Task details: Please quote every line of the items below word for word, leaving the pictures out of your answer.

— Begin Dataset extract —

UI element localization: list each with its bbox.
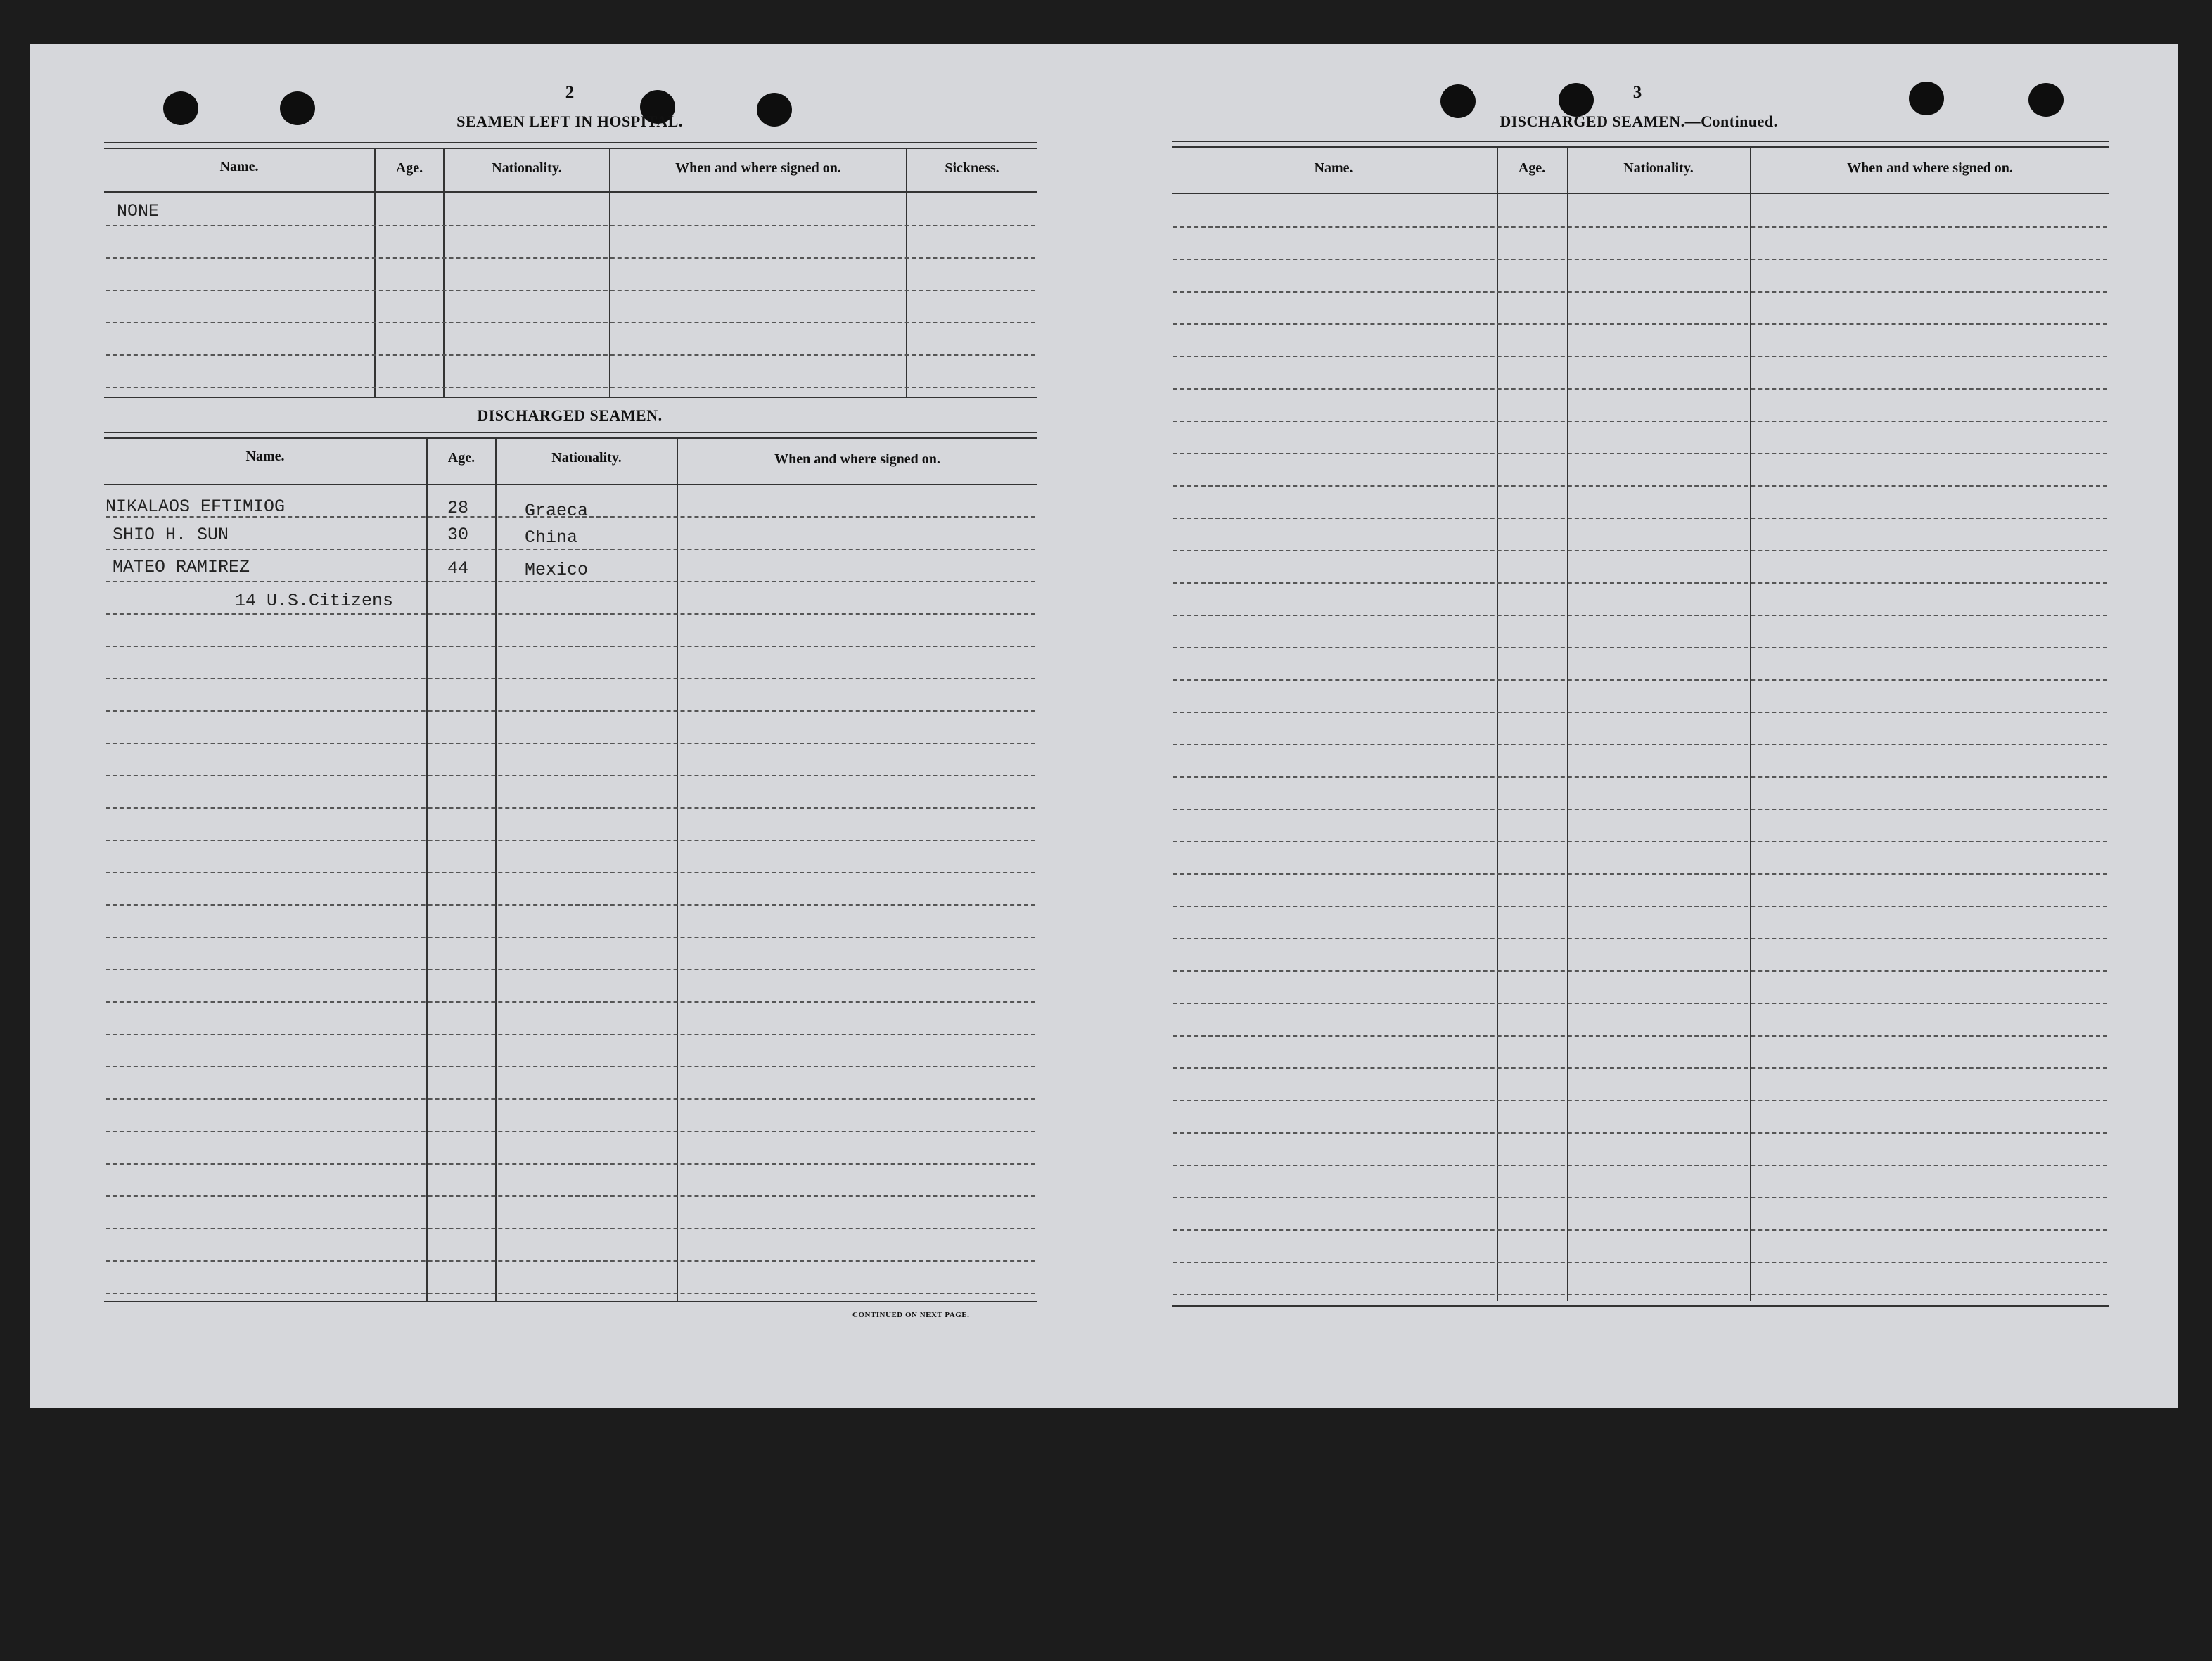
- hospital-col-divider: [374, 149, 376, 397]
- hospital-row-line: [106, 387, 1035, 388]
- ledger-row-line: [1173, 1262, 2107, 1263]
- ledger-row-line: [106, 1195, 1035, 1197]
- right-col-nationality: Nationality.: [1623, 160, 1694, 176]
- ledger-row-line: [1173, 1229, 2107, 1231]
- ledger-row-line: [1173, 1067, 2107, 1069]
- ledger-row-line: [106, 1163, 1035, 1165]
- discharged-col-divider: [677, 439, 678, 1301]
- discharged-col-divider: [426, 439, 428, 1301]
- ledger-row-line: [1173, 388, 2107, 390]
- ledger-row-line: [1173, 356, 2107, 357]
- hospital-top-rule: [104, 142, 1037, 143]
- hospital-row-line: [106, 354, 1035, 356]
- right-top-rule: [1172, 141, 2109, 142]
- ledger-row-line: [1173, 259, 2107, 260]
- hospital-row-line: [106, 257, 1035, 259]
- right-col-age: Age.: [1518, 160, 1546, 176]
- left-page-number: 2: [565, 83, 575, 102]
- continued-section-title: DISCHARGED SEAMEN.—Continued.: [1500, 113, 1778, 130]
- discharged-header-rule: [104, 484, 1037, 485]
- discharged-section-title: DISCHARGED SEAMEN.: [477, 406, 663, 424]
- discharged-col-signed-on: When and where signed on.: [774, 451, 940, 467]
- ledger-row-line: [1173, 1132, 2107, 1134]
- ledger-row-line: [1173, 809, 2107, 810]
- right-col-divider: [1567, 148, 1568, 1301]
- ledger-row-line: [1173, 615, 2107, 616]
- ledger-row-line: [106, 872, 1035, 873]
- hospital-col-divider: [443, 149, 445, 397]
- ledger-row-line: [106, 646, 1035, 647]
- ledger-row-line: [106, 1293, 1035, 1294]
- ledger-row-line: [106, 904, 1035, 906]
- hospital-row-line: [106, 225, 1035, 226]
- ledger-row-line: [1173, 1035, 2107, 1037]
- ledger-row-line: [1173, 291, 2107, 293]
- hospital-col-age: Age.: [395, 160, 423, 176]
- ledger-row-line: [106, 710, 1035, 712]
- ledger-row-line: [1173, 938, 2107, 939]
- binder-hole: [280, 91, 315, 125]
- seaman-name: MATEO RAMIREZ: [113, 557, 250, 577]
- ledger-sheet: [30, 44, 2178, 1408]
- hospital-none-entry: NONE: [117, 201, 160, 222]
- right-top-rule-2: [1172, 146, 2109, 148]
- ledger-row-line: [106, 1001, 1035, 1003]
- right-bottom-rule: [1172, 1305, 2109, 1307]
- hospital-bottom-rule: [104, 397, 1037, 398]
- ledger-row-line: [1173, 712, 2107, 713]
- right-col-divider: [1497, 148, 1498, 1301]
- ledger-row-line: [106, 743, 1035, 744]
- binder-hole: [2028, 83, 2064, 117]
- ledger-row-line: [1173, 647, 2107, 648]
- discharged-top-rule-2: [104, 437, 1037, 439]
- discharged-col-age: Age.: [447, 450, 475, 466]
- discharged-top-rule: [104, 432, 1037, 433]
- seaman-nationality: Graeca: [525, 501, 589, 521]
- ledger-row-line: [1173, 1165, 2107, 1166]
- hospital-section-title: SEAMEN LEFT IN HOSPITAL.: [456, 113, 683, 130]
- ledger-row-line: [1173, 1294, 2107, 1295]
- binder-hole: [163, 91, 198, 125]
- ledger-row-line: [1173, 453, 2107, 454]
- ledger-row-line: [106, 613, 1035, 615]
- ledger-row-line: [1173, 1197, 2107, 1198]
- ledger-row-line: [106, 1034, 1035, 1035]
- ledger-row-line: [106, 807, 1035, 809]
- ledger-row-line: [106, 969, 1035, 970]
- ledger-row-line: [1173, 550, 2107, 551]
- ledger-row-line: [1173, 841, 2107, 842]
- seaman-age: 44: [447, 558, 469, 579]
- ledger-row-line: [106, 1260, 1035, 1262]
- ledger-row-line: [1173, 485, 2107, 487]
- ledger-row-line: [106, 678, 1035, 679]
- seaman-age: 28: [447, 498, 469, 518]
- hospital-top-rule-2: [104, 148, 1037, 149]
- citizens-note: 14 U.S.Citizens: [235, 591, 394, 611]
- hospital-row-line: [106, 290, 1035, 291]
- ledger-row-line: [106, 937, 1035, 938]
- right-page-number: 3: [1632, 83, 1642, 102]
- ledger-row-line: [1173, 873, 2107, 875]
- ledger-row-line: [1173, 518, 2107, 519]
- ledger-row-line: [106, 549, 1035, 550]
- ledger-row-line: [106, 1228, 1035, 1229]
- hospital-col-divider: [609, 149, 610, 397]
- right-col-name: Name.: [1314, 160, 1353, 176]
- ledger-row-line: [1173, 970, 2107, 972]
- ledger-row-line: [1173, 323, 2107, 325]
- binder-hole: [1559, 83, 1594, 117]
- seaman-name: SHIO H. SUN: [113, 525, 229, 545]
- hospital-col-nationality: Nationality.: [492, 160, 562, 176]
- hospital-row-line: [106, 322, 1035, 323]
- discharged-bottom-rule: [104, 1301, 1037, 1302]
- hospital-col-sickness: Sickness.: [945, 160, 999, 176]
- right-col-divider: [1750, 148, 1751, 1301]
- hospital-header-rule: [104, 191, 1037, 193]
- ledger-row-line: [106, 775, 1035, 776]
- ledger-row-line: [1173, 1100, 2107, 1101]
- discharged-col-name: Name.: [245, 449, 285, 464]
- ledger-row-line: [1173, 906, 2107, 907]
- ledger-row-line: [106, 581, 1035, 582]
- ledger-row-line: [1173, 226, 2107, 228]
- ledger-row-line: [1173, 744, 2107, 745]
- continued-footer: CONTINUED ON NEXT PAGE.: [852, 1311, 970, 1319]
- ledger-row-line: [1173, 1003, 2107, 1004]
- right-col-signed-on: When and where signed on.: [1847, 160, 2013, 176]
- hospital-col-divider: [906, 149, 907, 397]
- discharged-col-nationality: Nationality.: [551, 450, 622, 466]
- ledger-row-line: [106, 840, 1035, 841]
- seaman-nationality: Mexico: [525, 560, 589, 580]
- binder-hole: [1909, 82, 1944, 115]
- seaman-age: 30: [447, 525, 469, 545]
- seaman-name: NIKALAOS EFTIMIOG: [106, 496, 286, 517]
- ledger-row-line: [106, 1098, 1035, 1100]
- discharged-col-divider: [495, 439, 497, 1301]
- ledger-row-line: [1173, 421, 2107, 422]
- binder-hole: [757, 93, 792, 127]
- ledger-row-line: [106, 1066, 1035, 1067]
- hospital-col-signed-on: When and where signed on.: [675, 160, 841, 176]
- right-header-rule: [1172, 193, 2109, 194]
- ledger-row-line: [1173, 679, 2107, 681]
- ledger-row-line: [1173, 776, 2107, 778]
- ledger-row-line: [1173, 582, 2107, 584]
- ledger-row-line: [106, 1131, 1035, 1132]
- seaman-nationality: China: [525, 527, 578, 548]
- hospital-col-name: Name.: [219, 159, 259, 174]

— End Dataset extract —

Output of the exercise:
UI element localization: list each with its bbox.
- hospital-col-divider: [374, 149, 376, 397]
- hospital-row-line: [106, 387, 1035, 388]
- ledger-row-line: [1173, 1262, 2107, 1263]
- ledger-row-line: [106, 1195, 1035, 1197]
- right-col-nationality: Nationality.: [1623, 160, 1694, 176]
- ledger-row-line: [1173, 1229, 2107, 1231]
- ledger-row-line: [1173, 1067, 2107, 1069]
- ledger-row-line: [106, 1163, 1035, 1165]
- discharged-col-divider: [677, 439, 678, 1301]
- discharged-col-divider: [426, 439, 428, 1301]
- ledger-row-line: [1173, 388, 2107, 390]
- ledger-row-line: [1173, 356, 2107, 357]
- hospital-top-rule: [104, 142, 1037, 143]
- hospital-row-line: [106, 354, 1035, 356]
- right-top-rule: [1172, 141, 2109, 142]
- ledger-row-line: [1173, 259, 2107, 260]
- hospital-row-line: [106, 257, 1035, 259]
- right-col-age: Age.: [1518, 160, 1546, 176]
- left-page-number: 2: [565, 83, 575, 102]
- continued-section-title: DISCHARGED SEAMEN.—Continued.: [1500, 113, 1778, 130]
- discharged-header-rule: [104, 484, 1037, 485]
- discharged-section-title: DISCHARGED SEAMEN.: [477, 406, 663, 424]
- discharged-col-signed-on: When and where signed on.: [774, 451, 940, 467]
- ledger-row-line: [1173, 1132, 2107, 1134]
- ledger-row-line: [1173, 809, 2107, 810]
- right-col-divider: [1567, 148, 1568, 1301]
- ledger-row-line: [1173, 615, 2107, 616]
- ledger-row-line: [106, 872, 1035, 873]
- hospital-col-divider: [443, 149, 445, 397]
- ledger-row-line: [106, 646, 1035, 647]
- ledger-row-line: [106, 1293, 1035, 1294]
- ledger-row-line: [106, 904, 1035, 906]
- hospital-row-line: [106, 225, 1035, 226]
- ledger-row-line: [1173, 1035, 2107, 1037]
- ledger-row-line: [1173, 291, 2107, 293]
- hospital-col-age: Age.: [395, 160, 423, 176]
- ledger-row-line: [106, 710, 1035, 712]
- ledger-row-line: [1173, 938, 2107, 939]
- binder-hole: [280, 91, 315, 125]
- seaman-name: MATEO RAMIREZ: [113, 557, 250, 577]
- ledger-sheet: [30, 44, 2178, 1408]
- hospital-none-entry: NONE: [117, 201, 160, 222]
- right-top-rule-2: [1172, 146, 2109, 148]
- ledger-row-line: [106, 1001, 1035, 1003]
- right-bottom-rule: [1172, 1305, 2109, 1307]
- hospital-bottom-rule: [104, 397, 1037, 398]
- ledger-row-line: [1173, 712, 2107, 713]
- right-col-divider: [1497, 148, 1498, 1301]
- ledger-row-line: [106, 743, 1035, 744]
- binder-hole: [2028, 83, 2064, 117]
- ledger-row-line: [1173, 647, 2107, 648]
- discharged-top-rule-2: [104, 437, 1037, 439]
- discharged-col-age: Age.: [447, 450, 475, 466]
- discharged-top-rule: [104, 432, 1037, 433]
- seaman-nationality: Graeca: [525, 501, 589, 521]
- ledger-row-line: [1173, 1165, 2107, 1166]
- hospital-section-title: SEAMEN LEFT IN HOSPITAL.: [456, 113, 683, 130]
- ledger-row-line: [1173, 1294, 2107, 1295]
- binder-hole: [163, 91, 198, 125]
- ledger-row-line: [1173, 453, 2107, 454]
- ledger-row-line: [106, 613, 1035, 615]
- ledger-row-line: [1173, 1197, 2107, 1198]
- ledger-row-line: [106, 1034, 1035, 1035]
- ledger-row-line: [106, 807, 1035, 809]
- ledger-row-line: [106, 969, 1035, 970]
- ledger-row-line: [1173, 550, 2107, 551]
- ledger-row-line: [1173, 841, 2107, 842]
- seaman-age: 44: [447, 558, 469, 579]
- ledger-row-line: [106, 1260, 1035, 1262]
- ledger-row-line: [1173, 485, 2107, 487]
- ledger-row-line: [106, 678, 1035, 679]
- seaman-age: 28: [447, 498, 469, 518]
- hospital-top-rule-2: [104, 148, 1037, 149]
- citizens-note: 14 U.S.Citizens: [235, 591, 394, 611]
- hospital-row-line: [106, 290, 1035, 291]
- ledger-row-line: [106, 937, 1035, 938]
- right-page-number: 3: [1632, 83, 1642, 102]
- ledger-row-line: [1173, 873, 2107, 875]
- ledger-row-line: [1173, 518, 2107, 519]
- ledger-row-line: [106, 549, 1035, 550]
- ledger-row-line: [106, 1228, 1035, 1229]
- hospital-col-divider: [609, 149, 610, 397]
- right-col-name: Name.: [1314, 160, 1353, 176]
- ledger-row-line: [1173, 970, 2107, 972]
- ledger-row-line: [1173, 323, 2107, 325]
- binder-hole: [1559, 83, 1594, 117]
- seaman-name: SHIO H. SUN: [113, 525, 229, 545]
- hospital-col-nationality: Nationality.: [492, 160, 562, 176]
- hospital-row-line: [106, 322, 1035, 323]
- discharged-bottom-rule: [104, 1301, 1037, 1302]
- hospital-col-sickness: Sickness.: [945, 160, 999, 176]
- right-col-divider: [1750, 148, 1751, 1301]
- hospital-header-rule: [104, 191, 1037, 193]
- ledger-row-line: [106, 775, 1035, 776]
- ledger-row-line: [1173, 1100, 2107, 1101]
- discharged-col-name: Name.: [245, 449, 285, 464]
- ledger-row-line: [1173, 906, 2107, 907]
- ledger-row-line: [106, 581, 1035, 582]
- ledger-row-line: [1173, 226, 2107, 228]
- ledger-row-line: [1173, 744, 2107, 745]
- continued-footer: CONTINUED ON NEXT PAGE.: [852, 1311, 970, 1319]
- ledger-row-line: [1173, 1003, 2107, 1004]
- right-col-signed-on: When and where signed on.: [1847, 160, 2013, 176]
- hospital-col-divider: [906, 149, 907, 397]
- discharged-col-nationality: Nationality.: [551, 450, 622, 466]
- ledger-row-line: [106, 840, 1035, 841]
- seaman-nationality: Mexico: [525, 560, 589, 580]
- binder-hole: [1909, 82, 1944, 115]
- seaman-age: 30: [447, 525, 469, 545]
- seaman-name: NIKALAOS EFTIMIOG: [106, 496, 286, 517]
- ledger-row-line: [106, 1098, 1035, 1100]
- discharged-col-divider: [495, 439, 497, 1301]
- ledger-row-line: [1173, 421, 2107, 422]
- binder-hole: [757, 93, 792, 127]
- ledger-row-line: [106, 1066, 1035, 1067]
- hospital-col-signed-on: When and where signed on.: [675, 160, 841, 176]
- right-header-rule: [1172, 193, 2109, 194]
- ledger-row-line: [1173, 679, 2107, 681]
- ledger-row-line: [1173, 776, 2107, 778]
- ledger-row-line: [1173, 582, 2107, 584]
- ledger-row-line: [106, 1131, 1035, 1132]
- seaman-nationality: China: [525, 527, 578, 548]
- hospital-col-name: Name.: [219, 159, 259, 174]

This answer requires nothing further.